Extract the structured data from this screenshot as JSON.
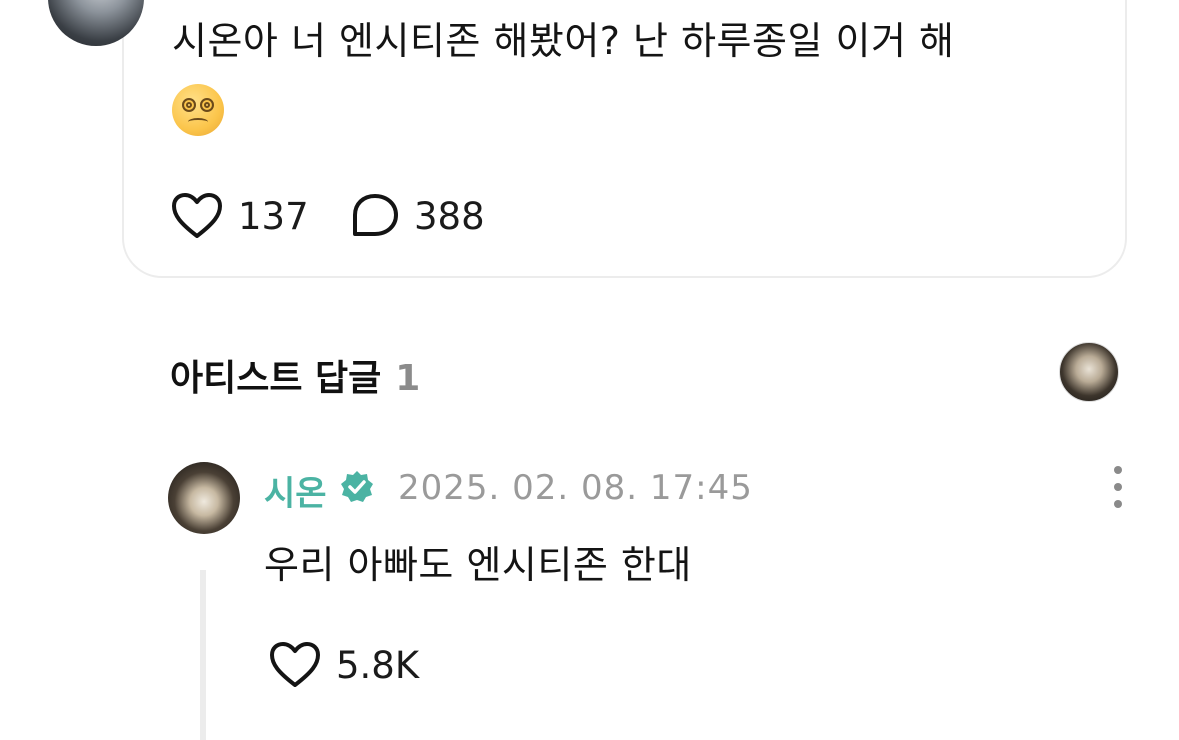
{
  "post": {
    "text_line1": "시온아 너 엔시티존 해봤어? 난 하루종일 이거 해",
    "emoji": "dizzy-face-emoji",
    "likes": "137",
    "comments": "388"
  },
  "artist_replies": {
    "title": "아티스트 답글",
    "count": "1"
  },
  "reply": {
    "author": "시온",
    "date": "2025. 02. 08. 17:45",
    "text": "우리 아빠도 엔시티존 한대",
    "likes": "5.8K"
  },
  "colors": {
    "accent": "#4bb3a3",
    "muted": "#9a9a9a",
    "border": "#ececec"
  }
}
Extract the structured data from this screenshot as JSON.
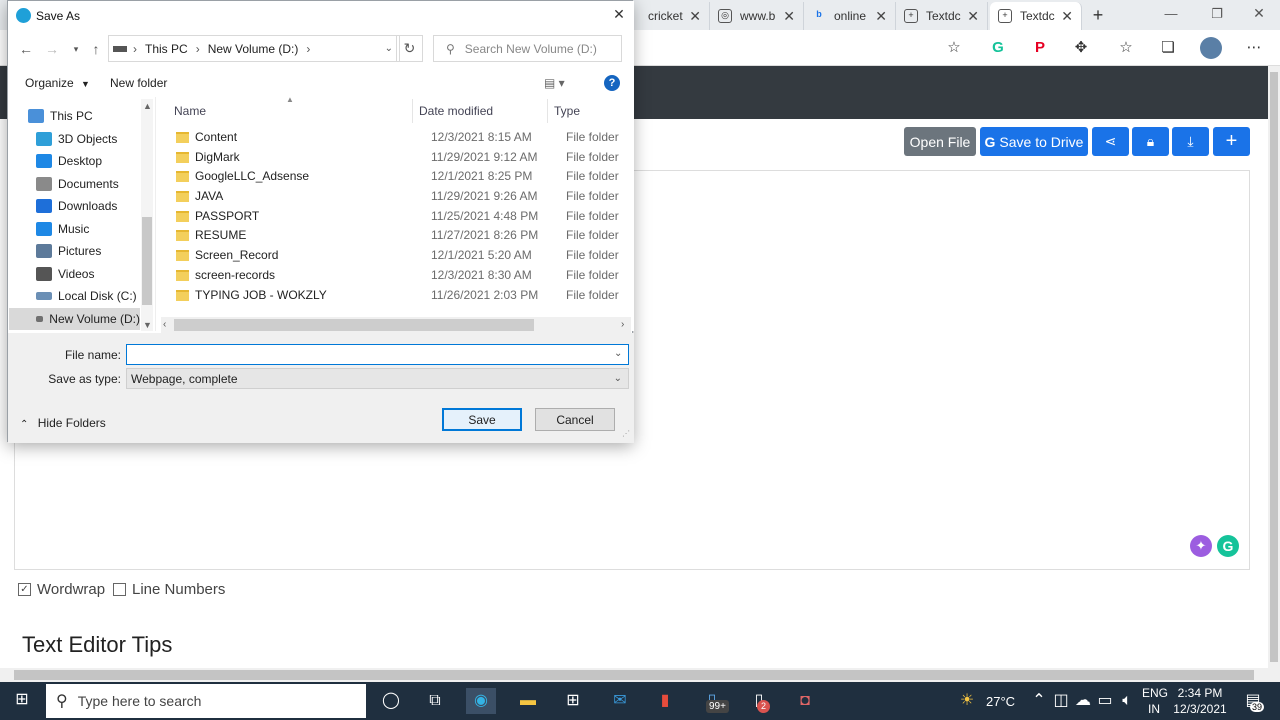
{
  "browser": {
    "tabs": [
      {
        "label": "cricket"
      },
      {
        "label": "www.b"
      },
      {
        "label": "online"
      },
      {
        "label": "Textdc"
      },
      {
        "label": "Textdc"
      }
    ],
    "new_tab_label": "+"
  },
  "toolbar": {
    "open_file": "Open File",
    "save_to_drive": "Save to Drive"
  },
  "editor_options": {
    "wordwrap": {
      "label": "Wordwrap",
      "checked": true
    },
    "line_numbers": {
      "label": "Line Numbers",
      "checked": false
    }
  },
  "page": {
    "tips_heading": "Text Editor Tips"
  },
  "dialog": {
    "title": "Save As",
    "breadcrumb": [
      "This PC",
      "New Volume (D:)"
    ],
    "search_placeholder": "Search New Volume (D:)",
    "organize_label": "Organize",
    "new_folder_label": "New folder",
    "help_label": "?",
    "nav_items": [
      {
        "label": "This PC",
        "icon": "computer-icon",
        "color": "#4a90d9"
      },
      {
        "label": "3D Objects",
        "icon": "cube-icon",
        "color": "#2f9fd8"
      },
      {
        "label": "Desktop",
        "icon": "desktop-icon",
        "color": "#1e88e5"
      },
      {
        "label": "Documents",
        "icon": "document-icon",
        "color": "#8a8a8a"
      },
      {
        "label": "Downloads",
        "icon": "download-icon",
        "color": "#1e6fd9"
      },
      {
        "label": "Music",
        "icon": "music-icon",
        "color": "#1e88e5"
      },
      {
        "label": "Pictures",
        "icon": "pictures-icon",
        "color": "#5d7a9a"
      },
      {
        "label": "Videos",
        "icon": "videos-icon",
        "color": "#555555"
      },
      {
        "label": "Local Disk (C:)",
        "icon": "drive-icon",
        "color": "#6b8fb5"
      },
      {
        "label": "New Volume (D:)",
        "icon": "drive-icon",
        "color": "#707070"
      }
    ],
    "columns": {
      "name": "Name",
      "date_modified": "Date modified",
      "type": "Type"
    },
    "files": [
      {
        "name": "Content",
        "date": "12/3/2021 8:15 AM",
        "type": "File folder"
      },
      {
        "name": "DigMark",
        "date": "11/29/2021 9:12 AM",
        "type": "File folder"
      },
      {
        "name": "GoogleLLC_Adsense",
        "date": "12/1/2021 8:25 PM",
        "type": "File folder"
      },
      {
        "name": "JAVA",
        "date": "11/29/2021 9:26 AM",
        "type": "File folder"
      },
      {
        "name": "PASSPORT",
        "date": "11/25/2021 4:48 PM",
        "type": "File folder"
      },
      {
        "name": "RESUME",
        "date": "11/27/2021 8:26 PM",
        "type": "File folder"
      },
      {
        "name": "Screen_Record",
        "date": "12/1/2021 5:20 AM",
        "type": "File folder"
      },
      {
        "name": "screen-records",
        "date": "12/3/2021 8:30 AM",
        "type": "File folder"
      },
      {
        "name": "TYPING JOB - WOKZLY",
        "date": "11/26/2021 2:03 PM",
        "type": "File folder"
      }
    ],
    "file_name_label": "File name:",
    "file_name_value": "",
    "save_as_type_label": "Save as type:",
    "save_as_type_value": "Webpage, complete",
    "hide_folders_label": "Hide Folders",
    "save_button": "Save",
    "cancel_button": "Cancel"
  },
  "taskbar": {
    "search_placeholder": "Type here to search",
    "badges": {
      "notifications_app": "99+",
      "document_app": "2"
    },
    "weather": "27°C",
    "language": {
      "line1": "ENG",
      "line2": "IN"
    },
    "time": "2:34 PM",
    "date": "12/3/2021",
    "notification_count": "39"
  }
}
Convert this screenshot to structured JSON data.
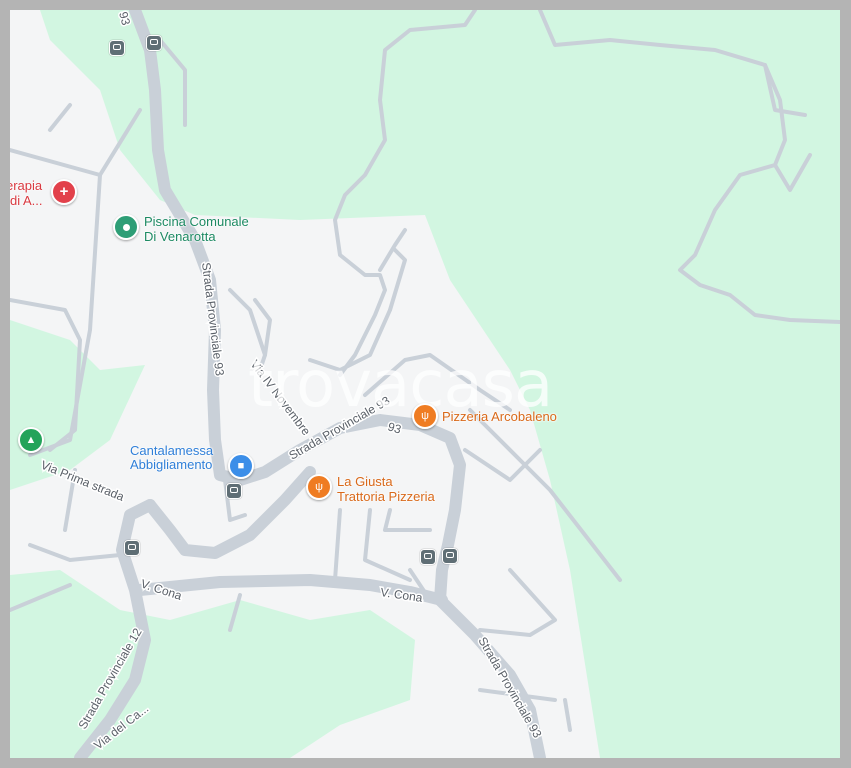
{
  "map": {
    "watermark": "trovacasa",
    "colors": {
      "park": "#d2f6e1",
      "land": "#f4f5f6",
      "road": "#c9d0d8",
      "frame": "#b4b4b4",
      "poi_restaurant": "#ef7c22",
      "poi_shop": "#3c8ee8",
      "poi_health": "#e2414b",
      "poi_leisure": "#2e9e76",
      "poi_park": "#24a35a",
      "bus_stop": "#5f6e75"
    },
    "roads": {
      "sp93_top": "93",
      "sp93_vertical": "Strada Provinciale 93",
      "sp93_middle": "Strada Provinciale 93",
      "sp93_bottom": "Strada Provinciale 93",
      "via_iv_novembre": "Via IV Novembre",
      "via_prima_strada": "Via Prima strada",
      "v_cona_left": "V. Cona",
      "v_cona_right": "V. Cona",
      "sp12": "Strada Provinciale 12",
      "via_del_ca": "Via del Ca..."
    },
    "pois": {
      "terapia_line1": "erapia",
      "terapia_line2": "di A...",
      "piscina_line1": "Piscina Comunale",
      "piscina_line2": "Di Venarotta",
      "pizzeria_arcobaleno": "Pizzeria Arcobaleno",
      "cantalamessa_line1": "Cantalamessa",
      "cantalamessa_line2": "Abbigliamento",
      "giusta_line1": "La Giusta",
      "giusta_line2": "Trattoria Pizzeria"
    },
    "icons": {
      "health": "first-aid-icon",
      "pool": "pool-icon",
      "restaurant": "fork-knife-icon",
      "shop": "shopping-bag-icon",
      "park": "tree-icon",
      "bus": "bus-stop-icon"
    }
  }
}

--------------------------------

## Task brief
Make an exact reproduction of the listing above, without any pictures.

## Expected answer
Extract the structured data from this screenshot as JSON.
{
  "post": {
    "text_line1": "시온아 너 엔시티존 해봤어? 난 하루종일 이거 해",
    "emoji": "dizzy-face-emoji",
    "likes": "137",
    "comments": "388"
  },
  "artist_replies": {
    "title": "아티스트 답글",
    "count": "1"
  },
  "reply": {
    "author": "시온",
    "date": "2025. 02. 08. 17:45",
    "text": "우리 아빠도 엔시티존 한대",
    "likes": "5.8K"
  },
  "colors": {
    "accent": "#4bb3a3",
    "muted": "#9a9a9a",
    "border": "#ececec"
  }
}
Extract the structured data from this screenshot as JSON.
{
  "browser": {
    "tabs": [
      {
        "label": "cricket"
      },
      {
        "label": "www.b"
      },
      {
        "label": "online"
      },
      {
        "label": "Textdc"
      },
      {
        "label": "Textdc"
      }
    ],
    "new_tab_label": "+"
  },
  "toolbar": {
    "open_file": "Open File",
    "save_to_drive": "Save to Drive"
  },
  "editor_options": {
    "wordwrap": {
      "label": "Wordwrap",
      "checked": true
    },
    "line_numbers": {
      "label": "Line Numbers",
      "checked": false
    }
  },
  "page": {
    "tips_heading": "Text Editor Tips"
  },
  "dialog": {
    "title": "Save As",
    "breadcrumb": [
      "This PC",
      "New Volume (D:)"
    ],
    "search_placeholder": "Search New Volume (D:)",
    "organize_label": "Organize",
    "new_folder_label": "New folder",
    "help_label": "?",
    "nav_items": [
      {
        "label": "This PC",
        "icon": "computer-icon",
        "color": "#4a90d9"
      },
      {
        "label": "3D Objects",
        "icon": "cube-icon",
        "color": "#2f9fd8"
      },
      {
        "label": "Desktop",
        "icon": "desktop-icon",
        "color": "#1e88e5"
      },
      {
        "label": "Documents",
        "icon": "document-icon",
        "color": "#8a8a8a"
      },
      {
        "label": "Downloads",
        "icon": "download-icon",
        "color": "#1e6fd9"
      },
      {
        "label": "Music",
        "icon": "music-icon",
        "color": "#1e88e5"
      },
      {
        "label": "Pictures",
        "icon": "pictures-icon",
        "color": "#5d7a9a"
      },
      {
        "label": "Videos",
        "icon": "videos-icon",
        "color": "#555555"
      },
      {
        "label": "Local Disk (C:)",
        "icon": "drive-icon",
        "color": "#6b8fb5"
      },
      {
        "label": "New Volume (D:)",
        "icon": "drive-icon",
        "color": "#707070"
      }
    ],
    "columns": {
      "name": "Name",
      "date_modified": "Date modified",
      "type": "Type"
    },
    "files": [
      {
        "name": "Content",
        "date": "12/3/2021 8:15 AM",
        "type": "File folder"
      },
      {
        "name": "DigMark",
        "date": "11/29/2021 9:12 AM",
        "type": "File folder"
      },
      {
        "name": "GoogleLLC_Adsense",
        "date": "12/1/2021 8:25 PM",
        "type": "File folder"
      },
      {
        "name": "JAVA",
        "date": "11/29/2021 9:26 AM",
        "type": "File folder"
      },
      {
        "name": "PASSPORT",
        "date": "11/25/2021 4:48 PM",
        "type": "File folder"
      },
      {
        "name": "RESUME",
        "date": "11/27/2021 8:26 PM",
        "type": "File folder"
      },
      {
        "name": "Screen_Record",
        "date": "12/1/2021 5:20 AM",
        "type": "File folder"
      },
      {
        "name": "screen-records",
        "date": "12/3/2021 8:30 AM",
        "type": "File folder"
      },
      {
        "name": "TYPING JOB - WOKZLY",
        "date": "11/26/2021 2:03 PM",
        "type": "File folder"
      }
    ],
    "file_name_label": "File name:",
    "file_name_value": "",
    "save_as_type_label": "Save as type:",
    "save_as_type_value": "Webpage, complete",
    "hide_folders_label": "Hide Folders",
    "save_button": "Save",
    "cancel_button": "Cancel"
  },
  "taskbar": {
    "search_placeholder": "Type here to search",
    "badges": {
      "notifications_app": "99+",
      "document_app": "2"
    },
    "weather": "27°C",
    "language": {
      "line1": "ENG",
      "line2": "IN"
    },
    "time": "2:34 PM",
    "date": "12/3/2021",
    "notification_count": "39"
  }
}
Convert this screenshot to structured JSON data.
{
  "map": {
    "watermark": "trovacasa",
    "colors": {
      "park": "#d2f6e1",
      "land": "#f4f5f6",
      "road": "#c9d0d8",
      "frame": "#b4b4b4",
      "poi_restaurant": "#ef7c22",
      "poi_shop": "#3c8ee8",
      "poi_health": "#e2414b",
      "poi_leisure": "#2e9e76",
      "poi_park": "#24a35a",
      "bus_stop": "#5f6e75"
    },
    "roads": {
      "sp93_top": "93",
      "sp93_vertical": "Strada Provinciale 93",
      "sp93_middle": "Strada Provinciale 93",
      "sp93_bottom": "Strada Provinciale 93",
      "via_iv_novembre": "Via IV Novembre",
      "via_prima_strada": "Via Prima strada",
      "v_cona_left": "V. Cona",
      "v_cona_right": "V. Cona",
      "sp12": "Strada Provinciale 12",
      "via_del_ca": "Via del Ca..."
    },
    "pois": {
      "terapia_line1": "erapia",
      "terapia_line2": "di A...",
      "piscina_line1": "Piscina Comunale",
      "piscina_line2": "Di Venarotta",
      "pizzeria_arcobaleno": "Pizzeria Arcobaleno",
      "cantalamessa_line1": "Cantalamessa",
      "cantalamessa_line2": "Abbigliamento",
      "giusta_line1": "La Giusta",
      "giusta_line2": "Trattoria Pizzeria"
    },
    "icons": {
      "health": "first-aid-icon",
      "pool": "pool-icon",
      "restaurant": "fork-knife-icon",
      "shop": "shopping-bag-icon",
      "park": "tree-icon",
      "bus": "bus-stop-icon"
    }
  }
}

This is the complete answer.